Given problem.
Images appear in the records below; leave them out and repeat everything else exactly.

(Stored data entries)

------------------------------

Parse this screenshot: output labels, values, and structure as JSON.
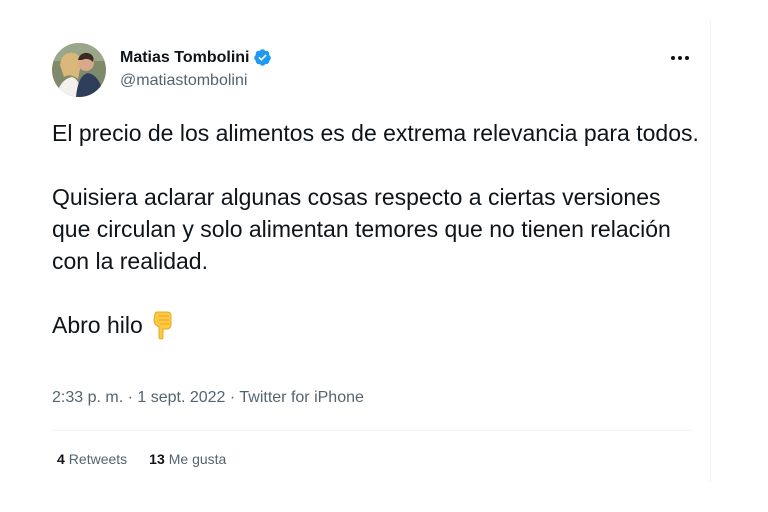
{
  "author": {
    "display_name": "Matias Tombolini",
    "handle": "@matiastombolini",
    "verified": true,
    "verified_color": "#1d9bf0",
    "avatar_icon": "profile-photo"
  },
  "tweet": {
    "paragraphs": [
      "El precio de los alimentos es de extrema relevancia para todos.",
      "Quisiera aclarar algunas cosas respecto a ciertas versiones que circulan y solo alimentan temores que no tienen relación con la realidad.",
      "Abro hilo"
    ],
    "emoji_icon": "backhand-index-pointing-down"
  },
  "meta": {
    "time": "2:33 p. m.",
    "separator": " · ",
    "date": "1 sept. 2022",
    "source": "Twitter for iPhone"
  },
  "stats": {
    "retweets_count": "4",
    "retweets_label": "Retweets",
    "likes_count": "13",
    "likes_label": "Me gusta"
  },
  "more_icon": "more-horizontal-icon"
}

------------------------------

Finished answer.
Parse this screenshot: output labels, values, and structure as JSON.
{
  "author": {
    "display_name": "Matias Tombolini",
    "handle": "@matiastombolini",
    "verified": true,
    "verified_color": "#1d9bf0",
    "avatar_icon": "profile-photo"
  },
  "tweet": {
    "paragraphs": [
      "El precio de los alimentos es de extrema relevancia para todos.",
      "Quisiera aclarar algunas cosas respecto a ciertas versiones que circulan y solo alimentan temores que no tienen relación con la realidad.",
      "Abro hilo"
    ],
    "emoji_icon": "backhand-index-pointing-down"
  },
  "meta": {
    "time": "2:33 p. m.",
    "separator": " · ",
    "date": "1 sept. 2022",
    "source": "Twitter for iPhone"
  },
  "stats": {
    "retweets_count": "4",
    "retweets_label": "Retweets",
    "likes_count": "13",
    "likes_label": "Me gusta"
  },
  "more_icon": "more-horizontal-icon"
}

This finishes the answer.